WHAT IS REQUIRED: Report the lines of the data below that contain the string "Lack".

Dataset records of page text
* * *

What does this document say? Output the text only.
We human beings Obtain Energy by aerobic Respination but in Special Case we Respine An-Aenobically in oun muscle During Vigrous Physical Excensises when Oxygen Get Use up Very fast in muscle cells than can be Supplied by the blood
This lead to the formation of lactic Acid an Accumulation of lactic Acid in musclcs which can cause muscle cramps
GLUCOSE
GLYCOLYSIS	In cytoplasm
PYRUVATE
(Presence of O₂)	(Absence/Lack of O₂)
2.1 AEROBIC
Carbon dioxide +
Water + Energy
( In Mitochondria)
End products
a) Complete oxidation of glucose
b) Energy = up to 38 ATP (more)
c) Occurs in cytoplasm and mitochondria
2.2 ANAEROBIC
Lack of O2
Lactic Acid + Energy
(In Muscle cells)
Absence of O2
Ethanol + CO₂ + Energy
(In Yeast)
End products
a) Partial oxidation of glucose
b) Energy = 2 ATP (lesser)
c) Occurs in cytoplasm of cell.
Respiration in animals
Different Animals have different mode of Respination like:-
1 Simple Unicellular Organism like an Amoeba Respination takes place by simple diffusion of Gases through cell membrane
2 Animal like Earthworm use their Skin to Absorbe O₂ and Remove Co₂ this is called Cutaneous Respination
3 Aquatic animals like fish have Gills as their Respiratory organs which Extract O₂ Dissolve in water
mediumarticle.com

* * *

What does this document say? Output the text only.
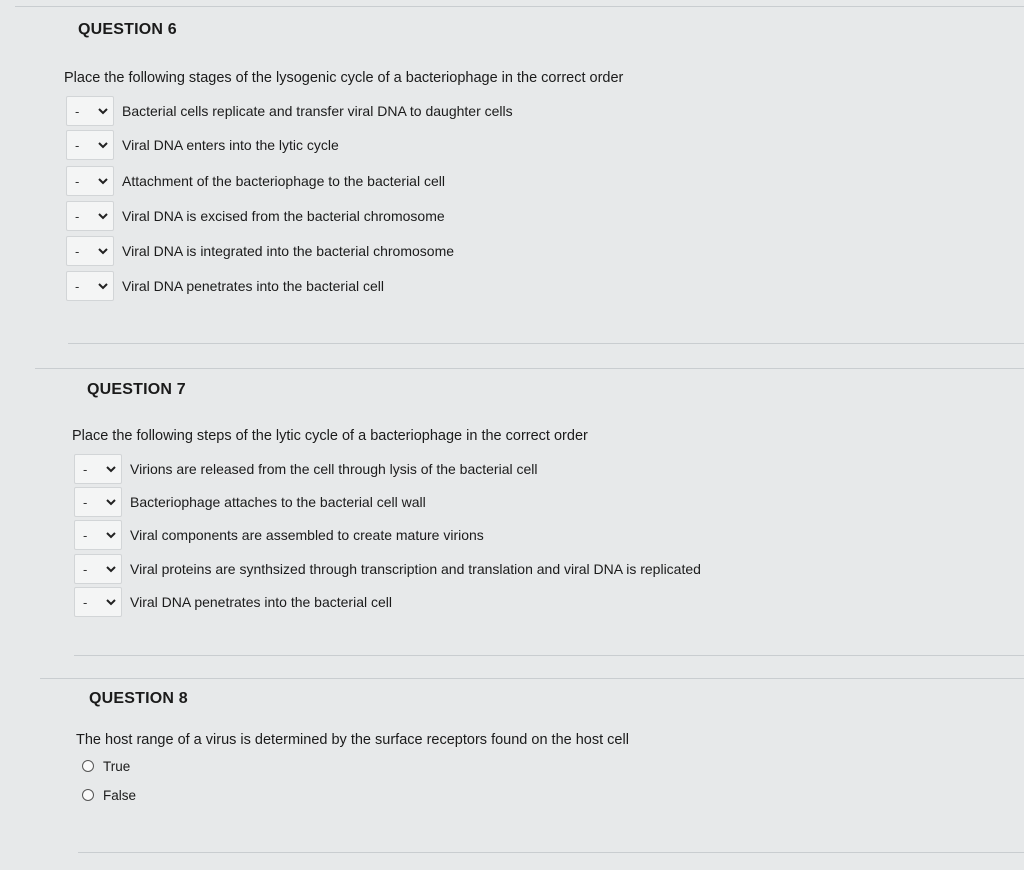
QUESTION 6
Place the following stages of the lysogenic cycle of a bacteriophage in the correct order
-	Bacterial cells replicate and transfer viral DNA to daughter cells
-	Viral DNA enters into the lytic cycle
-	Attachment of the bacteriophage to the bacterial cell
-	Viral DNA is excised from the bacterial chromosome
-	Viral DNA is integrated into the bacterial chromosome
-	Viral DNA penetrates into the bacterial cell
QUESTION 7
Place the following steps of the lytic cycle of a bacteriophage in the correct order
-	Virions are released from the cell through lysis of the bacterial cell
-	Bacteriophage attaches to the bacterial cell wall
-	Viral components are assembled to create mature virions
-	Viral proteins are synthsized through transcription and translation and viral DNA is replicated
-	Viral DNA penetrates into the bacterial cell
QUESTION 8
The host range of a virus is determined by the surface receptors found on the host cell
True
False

* * *

WRITTEN RESPONSE:
(Presence of O₂)	(Absence/Lack of O₂)
Lack of O2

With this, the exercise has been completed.